◆ **INSTRUCTIONS FOR THE TASK**:
How many lines hold the string "heading"? Give only the number.

◆ **EXERCISE INPUT**:
+ + + + + + +
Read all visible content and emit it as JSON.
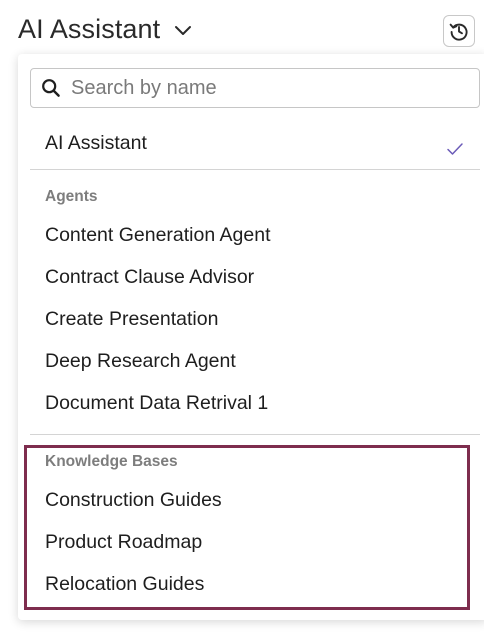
{
  "header": {
    "title": "AI Assistant",
    "chevron_icon": "chevron-down-icon",
    "history_icon": "history-icon"
  },
  "menu": {
    "search": {
      "placeholder": "Search by name",
      "value": "",
      "icon": "search-icon"
    },
    "selected": {
      "label": "AI Assistant",
      "checked": true
    },
    "agents": {
      "heading": "Agents",
      "items": [
        "Content Generation Agent",
        "Contract Clause Advisor",
        "Create Presentation",
        "Deep Research Agent",
        "Document Data Retrival 1"
      ]
    },
    "knowledge_bases": {
      "heading": "Knowledge Bases",
      "items": [
        "Construction Guides",
        "Product Roadmap",
        "Relocation Guides"
      ],
      "highlight_color": "#7e2d4e"
    }
  },
  "colors": {
    "check": "#6b5bb8",
    "section_label": "#7d7d7d"
  }
}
+ + + + + + +
◆ **RESULT OF THE EXERCISE**:
2